The Unintentional Activist
On March 2nd 1955 15-year-old Claudette Colvin was learning about Negro history at Booker T. Washington High School, one of Alabama’s segregated schools. Her classmates openly talked about the difficulties they faced each day, like not being able to eat at the same lunch counters or being allowed to try on clothing in white areas of the town. Soon after the school day was over Colvin boarded a Capital Heights bus downtown, ironically at the same place Parks would board a different bus nine months later. The bus driver ordered her to give up her seat for a white rider, but Colvin adamantly refused. She yelled that her constitutional rights were being violated and refused to budge.
Despite being a minor, she was handcuffed, booked on several charges(including disobeying segregation laws), and was put in jail. After a few tense hours behind bars her minister was able to pay her bail, and Colvin and the rest of her family spent a sleepless night waiting for possible violence from public retaliation. Eventually Colvin was tried and the jury found her guilty. She was put on probation, and she was forever known as a trouble maker in her town.
Colvin’s experience did help with Browder v. Gayle, the case that ended bus segregation on Montgomery public buses, but overall Colvin’s story was left out of the history books. It’s hard to believe that people wouldn’t know about a story as dramatic and shocking as Colvin’s, but there are several reasons why Colvin ended up not showing up in classrooms in February.
“Politics”
When Colvin was asked about why Rosa Parks got recognition for her acts and she didn’t, she chalked it up to politics. Rosa had the typical ideal “middle class African-American” look. Rosa was a sweet middle-aged woman, had a respectable background, and was “well behaved”. Colvin had been described as “mouthy, “feisty”, and generally out spoken. The NAACP and others involved in the Civil Rights Movement thought a mild mannered adult would be better suited for the difficult task of being the face of a movement. There was also another unspoken reason that Parks may have been chosen over Colvin: Parks was considerably lighter skinned than Colvin. According to a New York Times article, Colvin’s mother urged her to, “let Rosa be the one” because “white people aren’t going to bother Rosa, her skin is lighter than yours and they like her.”
Before Parks and Colvin
Now if you want to get technical about it, there were a plenty of other African American women before Colvin and Parks who were actively challenging transportation segregation. In 1854 Elizabeth Jennings Graham fought for her right to ride in a streetcar in NYC when a conductor ordered her to exit the crowded car so a white person could take her seat. In 1946 Irene Morgan fought to keep her seat on a Greyhound bus. Hell in 1955 there was yet another segregation court battle raging over a 1953 incident where Sarah Keys, a Women’s Army Corps private, was forced to give up her seat to a white marine. All of these women fought for their right for equality and their names don’t pop up in too many history books either, but there’s something about Colvin’s incident that just makes it a compelling and important piece of Civil Rights history. Colvin didn’t have an easy life after that fateful day in March. She got pregnant, was shunned by both white society and black society, and had significant difficulty finding work because of her arrest record. She eventually moved to New York to work as a CNA, but the incident changed her life forever.

◆ **Given data**

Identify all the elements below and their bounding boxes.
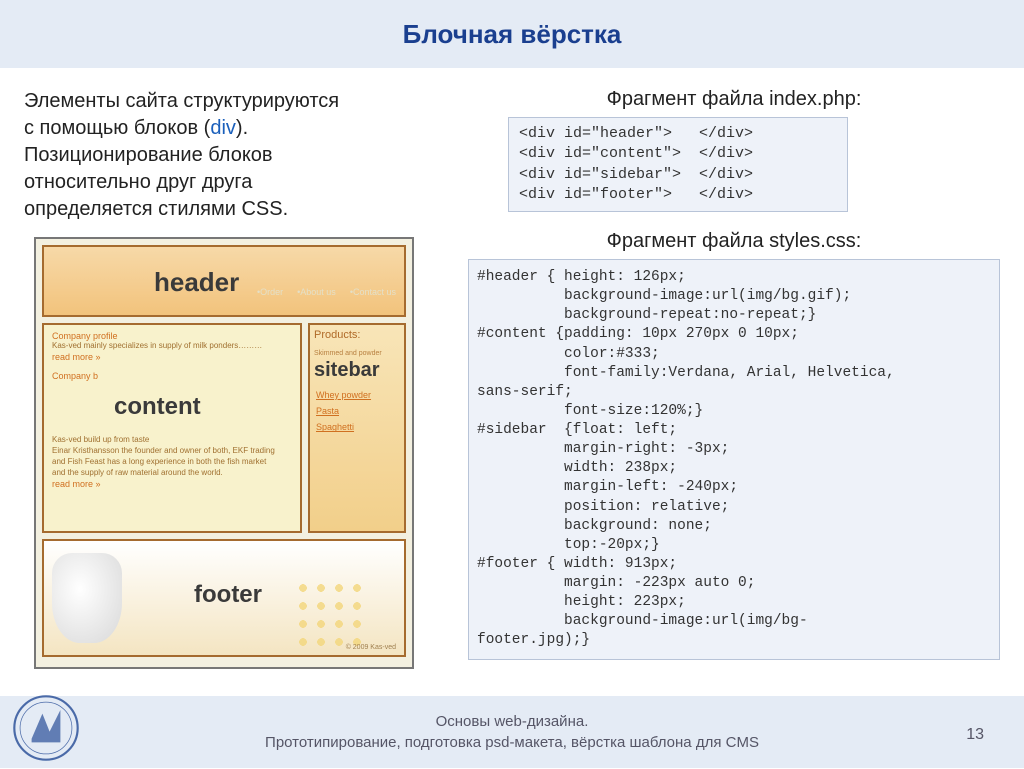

◆ **Set of tasks**
1 > Answer these from the article on Claudette Colvin:
(a) Which school was Colvin attending on March 2nd 1955?
(b) Who paid Colvin's bail?
(c) Where did Colvin eventually move, and what did she work as there?
2 > Say whether each statement agrees with the article on Claudette Colvin, and quote the words that decide it:
(a) The jury found Colvin not guilty.
(b) Colvin's mother urged her to be the public face instead of Rosa Parks.
(c) Sarah Keys was a Women's Army Corps private.
3 > Carry on the article on Claudette Colvin from its final sentence.
The data is not needed for any of this.

◆ **Task-by-task results**
1 >
(a) Booker T. Washington High School
(b) Her minister
(c) New York, as a CNA

2 >
(a) No: "Eventually Colvin was tried and the jury found her guilty."
(b) No: "let Rosa be the one"
(c) Yes: "Sarah Keys, a Women’s Army Corps private"

3 >
Nobody is trying to take away credit from the other brave men and women of all colors who actively fought against segregation, but it’s time to recognize the people who didn’t get footnotes in our American history textbooks. If anything Colvin’s story can teach us that change can occur anywhere at anytime, whether we’re ready for it or not. Never forget your principles and beliefs; you’ll never know when the time will come to put them to the test.
When most people think of the infamous Montgomery Bus Boycott, they think of Dr. King, Rosa Parks, and countless other young black men and women. Few people know that a teenager in Montgomery, Claudette Colvin, was challenging transportation segregation laws before the Civil Rights celebrities were. Her incident preceded Parks by a mere nine months, but Rosa’s struggle got the most notoriety.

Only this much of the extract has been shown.